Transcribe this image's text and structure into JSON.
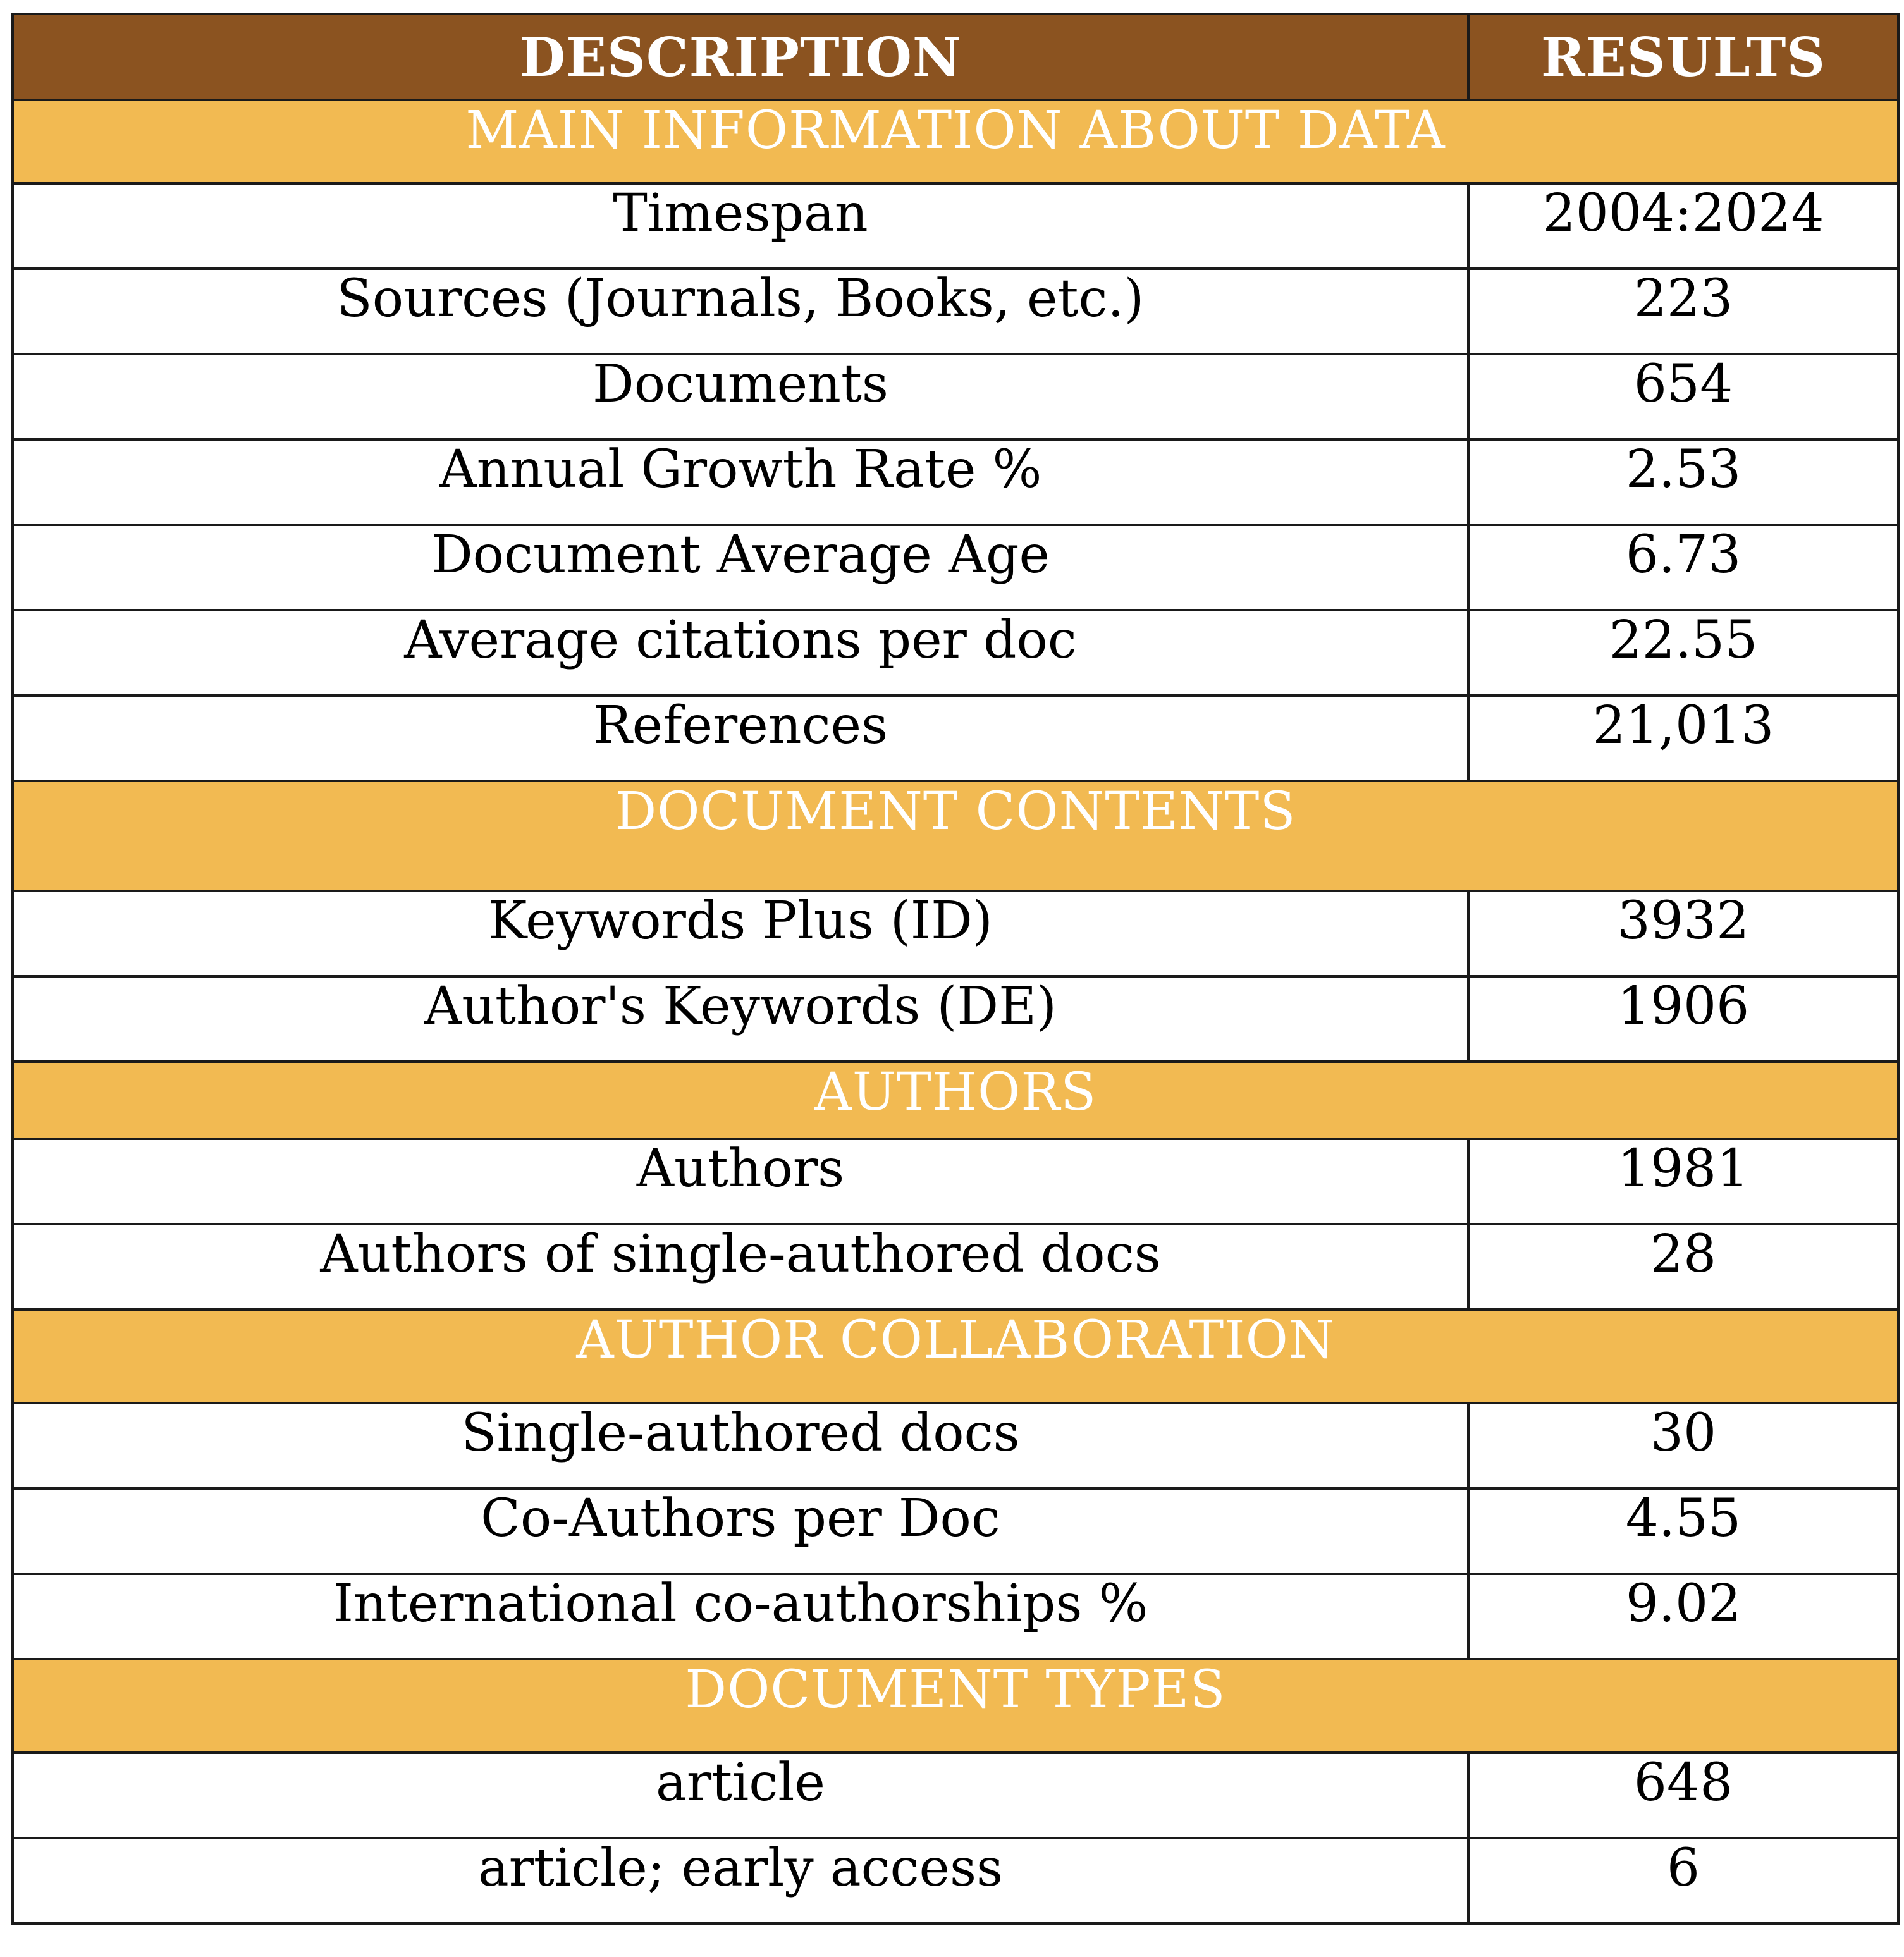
{
  "header": {
    "col_description": "DESCRIPTION",
    "col_results": "RESULTS"
  },
  "sections": {
    "main_info": {
      "title": "MAIN INFORMATION ABOUT DATA",
      "rows": [
        {
          "label": "Timespan",
          "value": "2004:2024"
        },
        {
          "label": "Sources (Journals, Books, etc.)",
          "value": "223"
        },
        {
          "label": "Documents",
          "value": "654"
        },
        {
          "label": "Annual Growth Rate %",
          "value": "2.53"
        },
        {
          "label": "Document Average Age",
          "value": "6.73"
        },
        {
          "label": "Average citations per doc",
          "value": "22.55"
        },
        {
          "label": "References",
          "value": "21,013"
        }
      ]
    },
    "doc_contents": {
      "title": "DOCUMENT CONTENTS",
      "rows": [
        {
          "label": "Keywords Plus (ID)",
          "value": "3932"
        },
        {
          "label": "Author's Keywords (DE)",
          "value": "1906"
        }
      ]
    },
    "authors": {
      "title": "AUTHORS",
      "rows": [
        {
          "label": "Authors",
          "value": "1981"
        },
        {
          "label": "Authors of single-authored docs",
          "value": "28"
        }
      ]
    },
    "collaboration": {
      "title": "AUTHOR COLLABORATION",
      "rows": [
        {
          "label": "Single-authored docs",
          "value": "30"
        },
        {
          "label": "Co-Authors per Doc",
          "value": "4.55"
        },
        {
          "label": "International co-authorships %",
          "value": "9.02"
        }
      ]
    },
    "doc_types": {
      "title": "DOCUMENT TYPES",
      "rows": [
        {
          "label": "article",
          "value": "648"
        },
        {
          "label": "article; early access",
          "value": "6"
        }
      ]
    }
  },
  "colors": {
    "header_bg": "#8B5320",
    "section_bg": "#F2BA52",
    "header_text": "#ffffff",
    "section_text": "#ffffff",
    "border": "#1a1a1a"
  }
}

————

> [Short task]: Copy the whole listing above word for word but do not carry over the pictures.

> [Response to this task]:
Transcribe this image's text and structure into JSON.
{
  "header": {
    "col_description": "DESCRIPTION",
    "col_results": "RESULTS"
  },
  "sections": {
    "main_info": {
      "title": "MAIN INFORMATION ABOUT DATA",
      "rows": [
        {
          "label": "Timespan",
          "value": "2004:2024"
        },
        {
          "label": "Sources (Journals, Books, etc.)",
          "value": "223"
        },
        {
          "label": "Documents",
          "value": "654"
        },
        {
          "label": "Annual Growth Rate %",
          "value": "2.53"
        },
        {
          "label": "Document Average Age",
          "value": "6.73"
        },
        {
          "label": "Average citations per doc",
          "value": "22.55"
        },
        {
          "label": "References",
          "value": "21,013"
        }
      ]
    },
    "doc_contents": {
      "title": "DOCUMENT CONTENTS",
      "rows": [
        {
          "label": "Keywords Plus (ID)",
          "value": "3932"
        },
        {
          "label": "Author's Keywords (DE)",
          "value": "1906"
        }
      ]
    },
    "authors": {
      "title": "AUTHORS",
      "rows": [
        {
          "label": "Authors",
          "value": "1981"
        },
        {
          "label": "Authors of single-authored docs",
          "value": "28"
        }
      ]
    },
    "collaboration": {
      "title": "AUTHOR COLLABORATION",
      "rows": [
        {
          "label": "Single-authored docs",
          "value": "30"
        },
        {
          "label": "Co-Authors per Doc",
          "value": "4.55"
        },
        {
          "label": "International co-authorships %",
          "value": "9.02"
        }
      ]
    },
    "doc_types": {
      "title": "DOCUMENT TYPES",
      "rows": [
        {
          "label": "article",
          "value": "648"
        },
        {
          "label": "article; early access",
          "value": "6"
        }
      ]
    }
  },
  "colors": {
    "header_bg": "#8B5320",
    "section_bg": "#F2BA52",
    "header_text": "#ffffff",
    "section_text": "#ffffff",
    "border": "#1a1a1a"
  }
}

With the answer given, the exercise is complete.